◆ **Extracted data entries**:
-------------------------
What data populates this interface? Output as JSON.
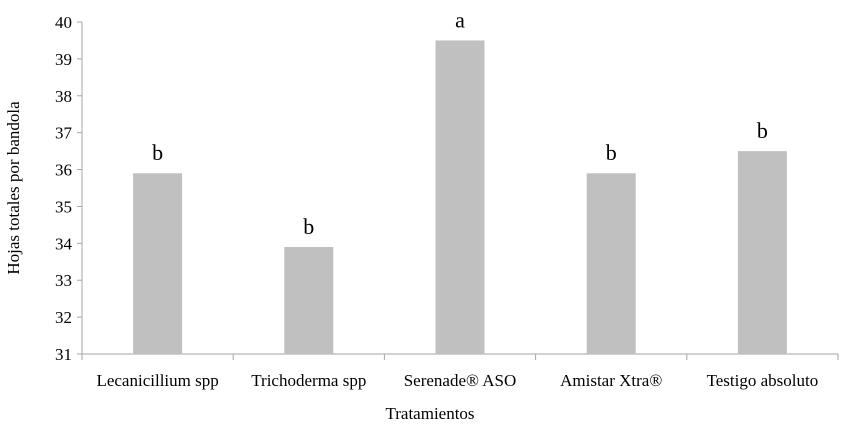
{
  "chart_data": {
    "type": "bar",
    "title": "",
    "xlabel": "Tratamientos",
    "ylabel": "Hojas totales por bandola",
    "ylim": [
      31,
      40
    ],
    "yticks": [
      31,
      32,
      33,
      34,
      35,
      36,
      37,
      38,
      39,
      40
    ],
    "categories": [
      "Lecanicillium spp",
      "Trichoderma spp",
      "Serenade® ASO",
      "Amistar Xtra®",
      "Testigo absoluto"
    ],
    "values": [
      35.9,
      33.9,
      39.5,
      35.9,
      36.5
    ],
    "significance_letters": [
      "b",
      "b",
      "a",
      "b",
      "b"
    ],
    "bar_color": "#c0c0c0",
    "grid": false,
    "legend": "none"
  }
}
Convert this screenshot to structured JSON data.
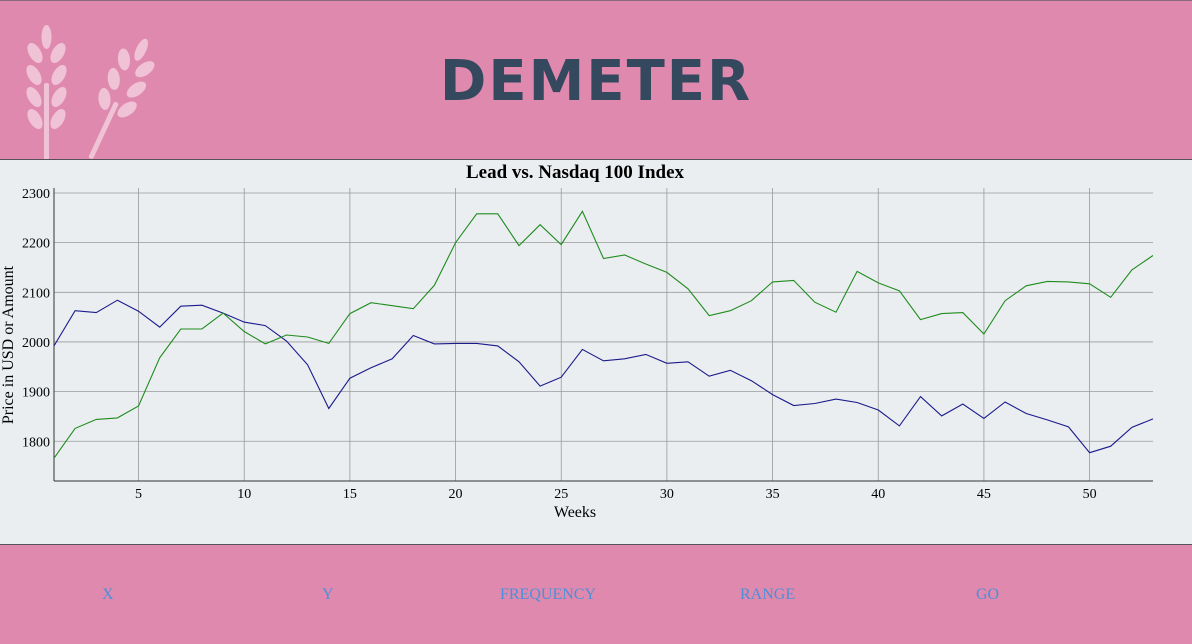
{
  "brand": {
    "name": "DEMETER",
    "logo_icon": "wheat-icon"
  },
  "nav": {
    "x_label": "X",
    "y_label": "Y",
    "frequency_label": "FREQUENCY",
    "range_label": "RANGE",
    "go_label": "GO"
  },
  "colors": {
    "header_bg": "#e089ae",
    "chart_bg": "#ebeef0",
    "brand_text": "#34495e",
    "link": "#4a90d9",
    "series_blue": "#1a1a8c",
    "series_green": "#1e8c1e"
  },
  "chart_data": {
    "type": "line",
    "title": "Lead vs. Nasdaq 100 Index",
    "xlabel": "Weeks",
    "ylabel": "Price in USD or Amount",
    "xlim": [
      1,
      53
    ],
    "ylim": [
      1720,
      2310
    ],
    "xticks": [
      5,
      10,
      15,
      20,
      25,
      30,
      35,
      40,
      45,
      50
    ],
    "yticks": [
      1800,
      1900,
      2000,
      2100,
      2200,
      2300
    ],
    "grid": true,
    "legend": "none",
    "x": [
      1,
      2,
      3,
      4,
      5,
      6,
      7,
      8,
      9,
      10,
      11,
      12,
      13,
      14,
      15,
      16,
      17,
      18,
      19,
      20,
      21,
      22,
      23,
      24,
      25,
      26,
      27,
      28,
      29,
      30,
      31,
      32,
      33,
      34,
      35,
      36,
      37,
      38,
      39,
      40,
      41,
      42,
      43,
      44,
      45,
      46,
      47,
      48,
      49,
      50,
      51,
      52,
      53
    ],
    "series": [
      {
        "color": "#1a1a8c",
        "values": [
          1992,
          2063,
          2059,
          2084,
          2062,
          2030,
          2072,
          2074,
          2058,
          2040,
          2033,
          2002,
          1954,
          1866,
          1927,
          1948,
          1966,
          2013,
          1996,
          1997,
          1997,
          1992,
          1960,
          1911,
          1929,
          1985,
          1962,
          1966,
          1975,
          1957,
          1960,
          1931,
          1943,
          1922,
          1894,
          1872,
          1876,
          1885,
          1878,
          1863,
          1831,
          1890,
          1851,
          1875,
          1846,
          1879,
          1856,
          1843,
          1829,
          1777,
          1790,
          1828,
          1845
        ]
      },
      {
        "color": "#1e8c1e",
        "values": [
          1766,
          1826,
          1844,
          1847,
          1871,
          1968,
          2026,
          2026,
          2058,
          2021,
          1996,
          2014,
          2010,
          1997,
          2057,
          2079,
          2073,
          2067,
          2114,
          2200,
          2258,
          2258,
          2194,
          2236,
          2196,
          2263,
          2168,
          2175,
          2157,
          2140,
          2107,
          2053,
          2063,
          2083,
          2121,
          2124,
          2080,
          2060,
          2142,
          2119,
          2103,
          2045,
          2057,
          2059,
          2016,
          2083,
          2113,
          2122,
          2121,
          2117,
          2090,
          2145,
          2174
        ]
      }
    ]
  }
}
-------------------------
Exclude the images, then output the data above word for word.

What data populates this interface? Output as JSON.
{
  "chart_data": {
    "type": "bar",
    "title": "",
    "xlabel": "Tratamientos",
    "ylabel": "Hojas totales por bandola",
    "ylim": [
      31,
      40
    ],
    "yticks": [
      31,
      32,
      33,
      34,
      35,
      36,
      37,
      38,
      39,
      40
    ],
    "categories": [
      "Lecanicillium spp",
      "Trichoderma spp",
      "Serenade® ASO",
      "Amistar Xtra®",
      "Testigo absoluto"
    ],
    "values": [
      35.9,
      33.9,
      39.5,
      35.9,
      36.5
    ],
    "significance_letters": [
      "b",
      "b",
      "a",
      "b",
      "b"
    ],
    "bar_color": "#c0c0c0",
    "grid": false,
    "legend": "none"
  }
}
Convert this screenshot to structured JSON data.
{
  "brand": {
    "name": "DEMETER",
    "logo_icon": "wheat-icon"
  },
  "nav": {
    "x_label": "X",
    "y_label": "Y",
    "frequency_label": "FREQUENCY",
    "range_label": "RANGE",
    "go_label": "GO"
  },
  "colors": {
    "header_bg": "#e089ae",
    "chart_bg": "#ebeef0",
    "brand_text": "#34495e",
    "link": "#4a90d9",
    "series_blue": "#1a1a8c",
    "series_green": "#1e8c1e"
  },
  "chart_data": {
    "type": "line",
    "title": "Lead vs. Nasdaq 100 Index",
    "xlabel": "Weeks",
    "ylabel": "Price in USD or Amount",
    "xlim": [
      1,
      53
    ],
    "ylim": [
      1720,
      2310
    ],
    "xticks": [
      5,
      10,
      15,
      20,
      25,
      30,
      35,
      40,
      45,
      50
    ],
    "yticks": [
      1800,
      1900,
      2000,
      2100,
      2200,
      2300
    ],
    "grid": true,
    "legend": "none",
    "x": [
      1,
      2,
      3,
      4,
      5,
      6,
      7,
      8,
      9,
      10,
      11,
      12,
      13,
      14,
      15,
      16,
      17,
      18,
      19,
      20,
      21,
      22,
      23,
      24,
      25,
      26,
      27,
      28,
      29,
      30,
      31,
      32,
      33,
      34,
      35,
      36,
      37,
      38,
      39,
      40,
      41,
      42,
      43,
      44,
      45,
      46,
      47,
      48,
      49,
      50,
      51,
      52,
      53
    ],
    "series": [
      {
        "color": "#1a1a8c",
        "values": [
          1992,
          2063,
          2059,
          2084,
          2062,
          2030,
          2072,
          2074,
          2058,
          2040,
          2033,
          2002,
          1954,
          1866,
          1927,
          1948,
          1966,
          2013,
          1996,
          1997,
          1997,
          1992,
          1960,
          1911,
          1929,
          1985,
          1962,
          1966,
          1975,
          1957,
          1960,
          1931,
          1943,
          1922,
          1894,
          1872,
          1876,
          1885,
          1878,
          1863,
          1831,
          1890,
          1851,
          1875,
          1846,
          1879,
          1856,
          1843,
          1829,
          1777,
          1790,
          1828,
          1845
        ]
      },
      {
        "color": "#1e8c1e",
        "values": [
          1766,
          1826,
          1844,
          1847,
          1871,
          1968,
          2026,
          2026,
          2058,
          2021,
          1996,
          2014,
          2010,
          1997,
          2057,
          2079,
          2073,
          2067,
          2114,
          2200,
          2258,
          2258,
          2194,
          2236,
          2196,
          2263,
          2168,
          2175,
          2157,
          2140,
          2107,
          2053,
          2063,
          2083,
          2121,
          2124,
          2080,
          2060,
          2142,
          2119,
          2103,
          2045,
          2057,
          2059,
          2016,
          2083,
          2113,
          2122,
          2121,
          2117,
          2090,
          2145,
          2174
        ]
      }
    ]
  }
}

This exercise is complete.